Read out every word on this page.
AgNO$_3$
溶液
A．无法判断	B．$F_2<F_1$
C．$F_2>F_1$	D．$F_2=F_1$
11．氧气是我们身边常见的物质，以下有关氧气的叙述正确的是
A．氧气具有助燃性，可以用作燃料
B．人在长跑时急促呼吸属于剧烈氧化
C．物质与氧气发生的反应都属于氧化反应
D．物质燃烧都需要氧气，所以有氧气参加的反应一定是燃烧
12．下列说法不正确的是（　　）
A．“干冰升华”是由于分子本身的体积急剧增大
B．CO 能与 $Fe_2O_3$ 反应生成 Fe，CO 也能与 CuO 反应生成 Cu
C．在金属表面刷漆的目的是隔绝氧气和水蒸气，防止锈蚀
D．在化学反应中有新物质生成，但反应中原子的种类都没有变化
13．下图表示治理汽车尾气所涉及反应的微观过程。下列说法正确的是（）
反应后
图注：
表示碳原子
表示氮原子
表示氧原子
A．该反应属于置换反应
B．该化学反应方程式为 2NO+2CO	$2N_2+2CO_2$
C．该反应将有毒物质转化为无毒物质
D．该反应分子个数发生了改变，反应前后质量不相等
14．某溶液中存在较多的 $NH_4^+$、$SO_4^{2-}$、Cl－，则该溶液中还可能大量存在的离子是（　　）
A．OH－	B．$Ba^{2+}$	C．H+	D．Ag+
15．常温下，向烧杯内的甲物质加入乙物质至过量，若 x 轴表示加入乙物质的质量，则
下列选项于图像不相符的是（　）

_ _ _ _ _

Each record above should be restated word for word.

Task solution:
Read out every word on this page.
AgNO$_3$
溶液
A．无法判断	B．$F_2<F_1$
C．$F_2>F_1$	D．$F_2=F_1$
11．氧气是我们身边常见的物质，以下有关氧气的叙述正确的是
A．氧气具有助燃性，可以用作燃料
B．人在长跑时急促呼吸属于剧烈氧化
C．物质与氧气发生的反应都属于氧化反应
D．物质燃烧都需要氧气，所以有氧气参加的反应一定是燃烧
12．下列说法不正确的是（　　）
A．“干冰升华”是由于分子本身的体积急剧增大
B．CO 能与 $Fe_2O_3$ 反应生成 Fe，CO 也能与 CuO 反应生成 Cu
C．在金属表面刷漆的目的是隔绝氧气和水蒸气，防止锈蚀
D．在化学反应中有新物质生成，但反应中原子的种类都没有变化
13．下图表示治理汽车尾气所涉及反应的微观过程。下列说法正确的是（）
反应后
图注：
表示碳原子
表示氮原子
表示氧原子
A．该反应属于置换反应
B．该化学反应方程式为 2NO+2CO	$2N_2+2CO_2$
C．该反应将有毒物质转化为无毒物质
D．该反应分子个数发生了改变，反应前后质量不相等
14．某溶液中存在较多的 $NH_4^+$、$SO_4^{2-}$、Cl－，则该溶液中还可能大量存在的离子是（　　）
A．OH－	B．$Ba^{2+}$	C．H+	D．Ag+
15．常温下，向烧杯内的甲物质加入乙物质至过量，若 x 轴表示加入乙物质的质量，则
下列选项于图像不相符的是（　）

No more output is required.